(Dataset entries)
* Start *

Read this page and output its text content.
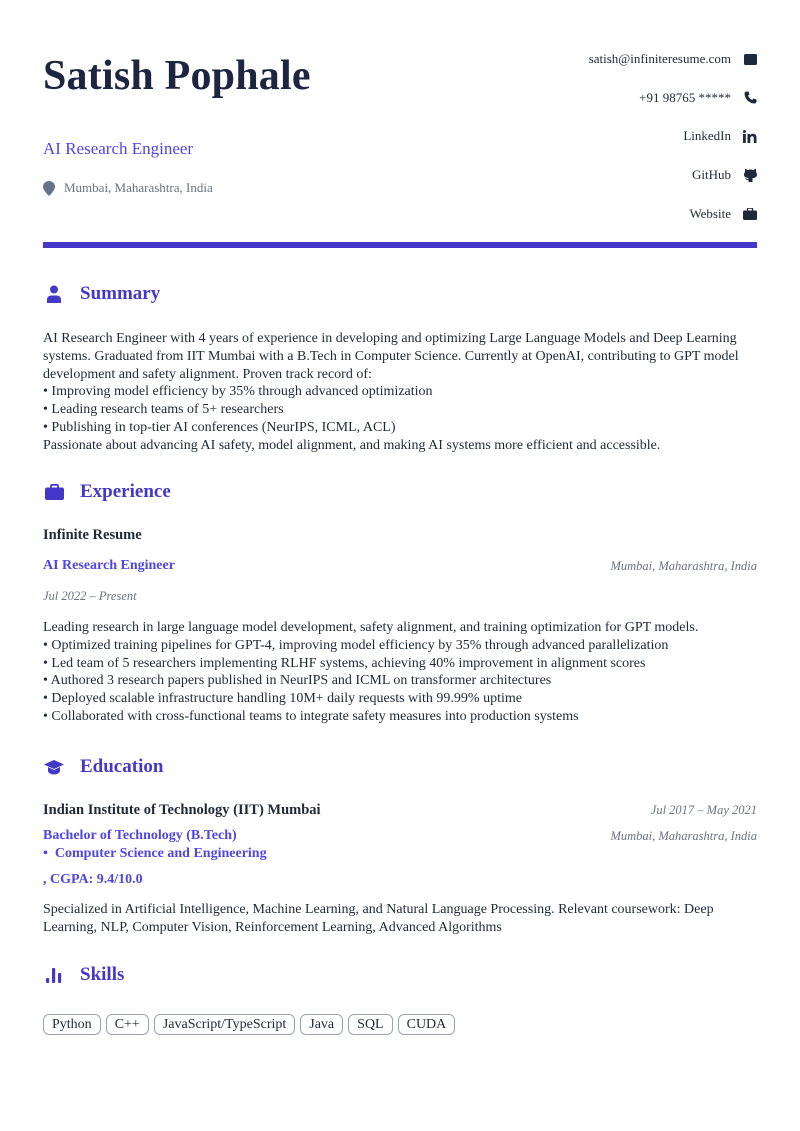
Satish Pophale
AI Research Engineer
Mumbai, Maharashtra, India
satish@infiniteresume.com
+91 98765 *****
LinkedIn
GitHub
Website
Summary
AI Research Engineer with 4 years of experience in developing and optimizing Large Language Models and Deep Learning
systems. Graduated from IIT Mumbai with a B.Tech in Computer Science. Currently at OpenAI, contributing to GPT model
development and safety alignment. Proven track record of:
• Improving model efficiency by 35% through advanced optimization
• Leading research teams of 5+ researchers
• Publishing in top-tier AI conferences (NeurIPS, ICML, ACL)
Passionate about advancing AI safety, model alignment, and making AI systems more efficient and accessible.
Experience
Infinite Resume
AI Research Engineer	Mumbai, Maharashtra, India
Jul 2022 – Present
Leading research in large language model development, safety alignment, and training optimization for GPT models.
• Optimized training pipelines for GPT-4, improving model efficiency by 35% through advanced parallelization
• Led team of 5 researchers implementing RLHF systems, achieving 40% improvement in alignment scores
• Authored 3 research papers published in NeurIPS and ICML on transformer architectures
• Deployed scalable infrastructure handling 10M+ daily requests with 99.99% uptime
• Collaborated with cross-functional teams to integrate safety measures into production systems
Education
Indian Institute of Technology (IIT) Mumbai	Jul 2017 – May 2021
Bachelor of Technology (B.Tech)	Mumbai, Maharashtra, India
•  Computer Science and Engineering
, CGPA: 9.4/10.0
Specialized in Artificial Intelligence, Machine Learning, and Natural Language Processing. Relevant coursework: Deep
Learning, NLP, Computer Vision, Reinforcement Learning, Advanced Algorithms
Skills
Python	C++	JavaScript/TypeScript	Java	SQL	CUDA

* End *

**REQUIRED TASK:** Identify each line containing the string "Deep" and copy it out.

**SOLUTION FOR THIS PROBLEM:**
AI Research Engineer with 4 years of experience in developing and optimizing Large Language Models and Deep Learning
Specialized in Artificial Intelligence, Machine Learning, and Natural Language Processing. Relevant coursework: Deep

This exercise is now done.